*TASK:* Omit the images, then output each of the records below exactly.

*PROVIDED RECORDS:*
# # # #

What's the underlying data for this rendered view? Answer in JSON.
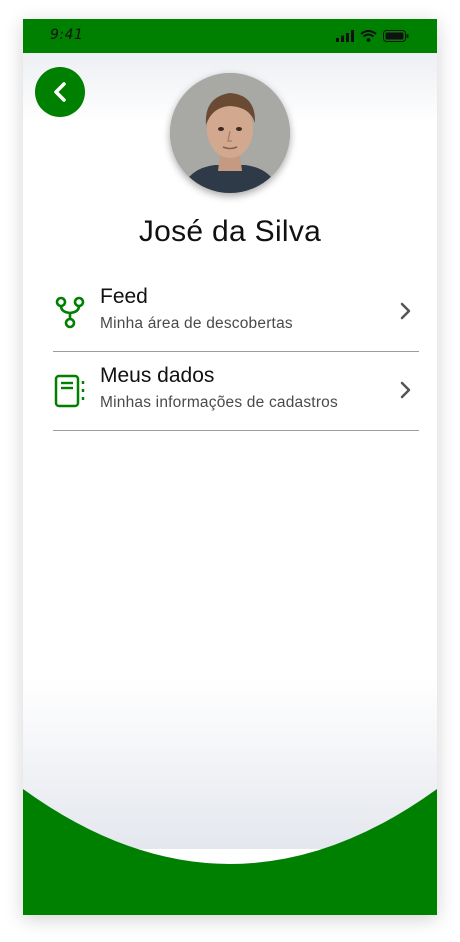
{
  "status_bar": {
    "time": "9:41"
  },
  "header": {
    "back_icon": "chevron-left-icon"
  },
  "profile": {
    "name": "José da Silva"
  },
  "menu": [
    {
      "title": "Feed",
      "subtitle": "Minha área de descobertas",
      "icon": "fork-icon"
    },
    {
      "title": "Meus dados",
      "subtitle": "Minhas informações de cadastros",
      "icon": "notebook-icon"
    }
  ],
  "colors": {
    "accent": "#008000",
    "text": "#111111",
    "subtext": "#4a4a4a",
    "divider": "#9c9c9c"
  }
}
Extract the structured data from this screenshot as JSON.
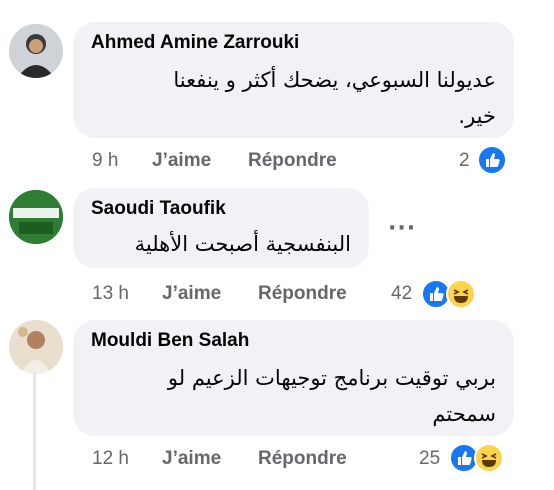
{
  "comments": [
    {
      "author": "Ahmed Amine Zarrouki",
      "text_line1": "عديولنا السبوعي، يضحك أكثر و ينفعنا",
      "text_line2": "خير.",
      "time": "9 h",
      "like_label": "J’aime",
      "reply_label": "Répondre",
      "reaction_count": "2",
      "reactions": [
        "like-icon"
      ]
    },
    {
      "author": "Saoudi Taoufik",
      "avatar_text": "أسوان الطاحون",
      "text_line1": "البنفسجية أصبحت الأهلية",
      "more": "···",
      "time": "13 h",
      "like_label": "J’aime",
      "reply_label": "Répondre",
      "reaction_count": "42",
      "reactions": [
        "like-icon",
        "haha-icon"
      ]
    },
    {
      "author": "Mouldi Ben Salah",
      "text_line1": "بربي توقيت برنامج توجيهات الزعيم لو",
      "text_line2": "سمحتم",
      "time": "12 h",
      "like_label": "J’aime",
      "reply_label": "Répondre",
      "reaction_count": "25",
      "reactions": [
        "like-icon",
        "haha-icon"
      ]
    }
  ],
  "colors": {
    "bubble": "#f0f2f5",
    "meta": "#65676b",
    "like": "#1877f2",
    "haha": "#fcd34d"
  }
}
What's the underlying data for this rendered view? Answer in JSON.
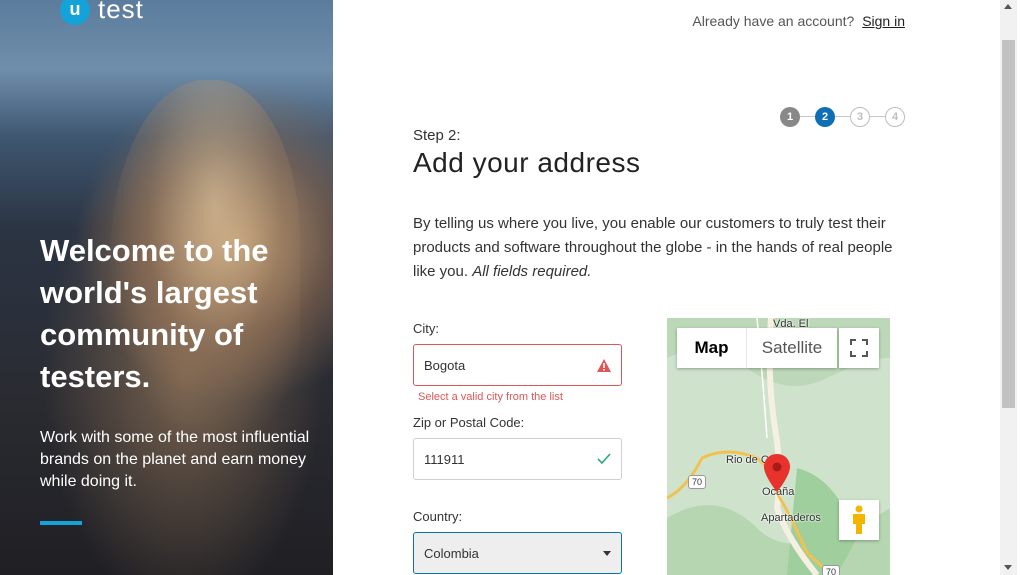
{
  "hero": {
    "logo_mark": "u",
    "logo_text": "test",
    "title": "Welcome to the world's largest community of testers.",
    "subtitle": "Work with some of the most influential brands on the planet and earn money while doing it."
  },
  "header": {
    "account_prompt": "Already have an account?",
    "signin_label": "Sign in"
  },
  "stepper": {
    "current": 2,
    "steps": [
      "1",
      "2",
      "3",
      "4"
    ]
  },
  "form": {
    "step_label": "Step 2:",
    "title": "Add your address",
    "intro": "By telling us where you live, you enable our customers to truly test their products and software throughout the globe - in the hands of real people like you.",
    "intro_emphasis": "All fields required.",
    "city": {
      "label": "City:",
      "value": "Bogota",
      "error": "Select a valid city from the list"
    },
    "zip": {
      "label": "Zip or Postal Code:",
      "value": "111911"
    },
    "country": {
      "label": "Country:",
      "value": "Colombia"
    }
  },
  "map": {
    "map_label": "Map",
    "satellite_label": "Satellite",
    "places": [
      "Vda. El",
      "Rio de C",
      "Ocaña",
      "Apartaderos"
    ],
    "route_shields": [
      "70",
      "70"
    ]
  },
  "colors": {
    "accent": "#14a3d9",
    "step_active": "#0f6fb5",
    "error": "#e05656",
    "success": "#2aa876"
  }
}
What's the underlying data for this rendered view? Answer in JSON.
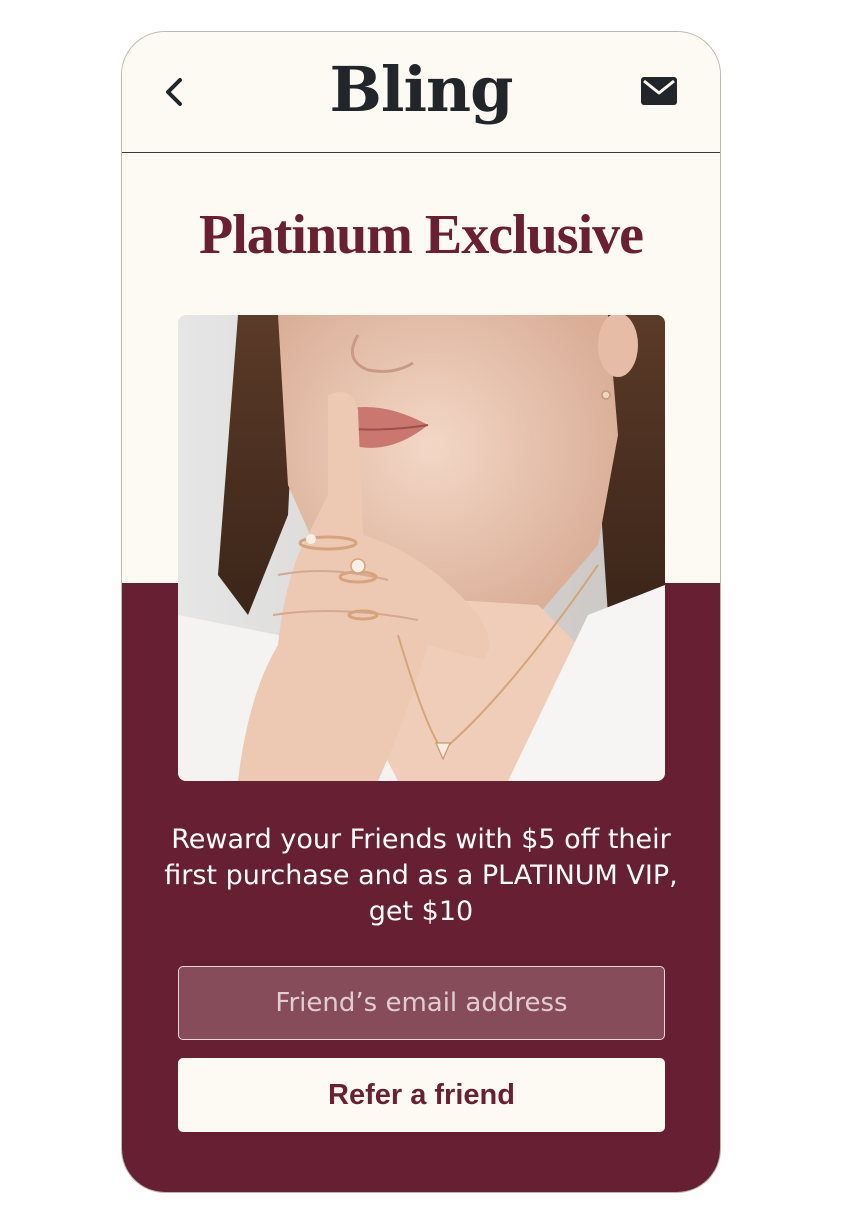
{
  "header": {
    "logo_text": "Bling",
    "back_icon": "chevron-left-icon",
    "mail_icon": "mail-icon"
  },
  "main": {
    "title": "Platinum Exclusive",
    "hero_image": "woman-with-jewelry-finger-on-lips",
    "reward_text": "Reward your Friends with $5 off their first purchase and as a PLATINUM VIP, get $10",
    "email_placeholder": "Friend’s email address",
    "email_value": "",
    "refer_button_label": "Refer a friend"
  },
  "colors": {
    "accent": "#672033",
    "background": "#fcfaf3",
    "text_dark": "#22262b"
  }
}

# # # #

*TASK SOLUTION:*
What's the underlying data for this rendered view? Answer in JSON.
{
  "status_bar": {
    "time": "9:41"
  },
  "header": {
    "back_icon": "chevron-left-icon"
  },
  "profile": {
    "name": "José da Silva"
  },
  "menu": [
    {
      "title": "Feed",
      "subtitle": "Minha área de descobertas",
      "icon": "fork-icon"
    },
    {
      "title": "Meus dados",
      "subtitle": "Minhas informações de cadastros",
      "icon": "notebook-icon"
    }
  ],
  "colors": {
    "accent": "#008000",
    "text": "#111111",
    "subtext": "#4a4a4a",
    "divider": "#9c9c9c"
  }
}
Extract the structured data from this screenshot as JSON.
{
  "comments": [
    {
      "author": "Ahmed Amine Zarrouki",
      "text_line1": "عديولنا السبوعي، يضحك أكثر و ينفعنا",
      "text_line2": "خير.",
      "time": "9 h",
      "like_label": "J’aime",
      "reply_label": "Répondre",
      "reaction_count": "2",
      "reactions": [
        "like-icon"
      ]
    },
    {
      "author": "Saoudi Taoufik",
      "avatar_text": "أسوان الطاحون",
      "text_line1": "البنفسجية أصبحت الأهلية",
      "more": "···",
      "time": "13 h",
      "like_label": "J’aime",
      "reply_label": "Répondre",
      "reaction_count": "42",
      "reactions": [
        "like-icon",
        "haha-icon"
      ]
    },
    {
      "author": "Mouldi Ben Salah",
      "text_line1": "بربي توقيت برنامج توجيهات الزعيم لو",
      "text_line2": "سمحتم",
      "time": "12 h",
      "like_label": "J’aime",
      "reply_label": "Répondre",
      "reaction_count": "25",
      "reactions": [
        "like-icon",
        "haha-icon"
      ]
    }
  ],
  "colors": {
    "bubble": "#f0f2f5",
    "meta": "#65676b",
    "like": "#1877f2",
    "haha": "#fcd34d"
  }
}
What's the underlying data for this rendered view? Answer in JSON.
{
  "hero": {
    "logo_mark": "u",
    "logo_text": "test",
    "title": "Welcome to the world's largest community of testers.",
    "subtitle": "Work with some of the most influential brands on the planet and earn money while doing it."
  },
  "header": {
    "account_prompt": "Already have an account?",
    "signin_label": "Sign in"
  },
  "stepper": {
    "current": 2,
    "steps": [
      "1",
      "2",
      "3",
      "4"
    ]
  },
  "form": {
    "step_label": "Step 2:",
    "title": "Add your address",
    "intro": "By telling us where you live, you enable our customers to truly test their products and software throughout the globe - in the hands of real people like you.",
    "intro_emphasis": "All fields required.",
    "city": {
      "label": "City:",
      "value": "Bogota",
      "error": "Select a valid city from the list"
    },
    "zip": {
      "label": "Zip or Postal Code:",
      "value": "111911"
    },
    "country": {
      "label": "Country:",
      "value": "Colombia"
    }
  },
  "map": {
    "map_label": "Map",
    "satellite_label": "Satellite",
    "places": [
      "Vda. El",
      "Rio de C",
      "Ocaña",
      "Apartaderos"
    ],
    "route_shields": [
      "70",
      "70"
    ]
  },
  "colors": {
    "accent": "#14a3d9",
    "step_active": "#0f6fb5",
    "error": "#e05656",
    "success": "#2aa876"
  }
}
What's the underlying data for this rendered view? Answer in JSON.
{
  "header": {
    "logo_text": "Bling",
    "back_icon": "chevron-left-icon",
    "mail_icon": "mail-icon"
  },
  "main": {
    "title": "Platinum Exclusive",
    "hero_image": "woman-with-jewelry-finger-on-lips",
    "reward_text": "Reward your Friends with $5 off their first purchase and as a PLATINUM VIP, get $10",
    "email_placeholder": "Friend’s email address",
    "email_value": "",
    "refer_button_label": "Refer a friend"
  },
  "colors": {
    "accent": "#672033",
    "background": "#fcfaf3",
    "text_dark": "#22262b"
  }
}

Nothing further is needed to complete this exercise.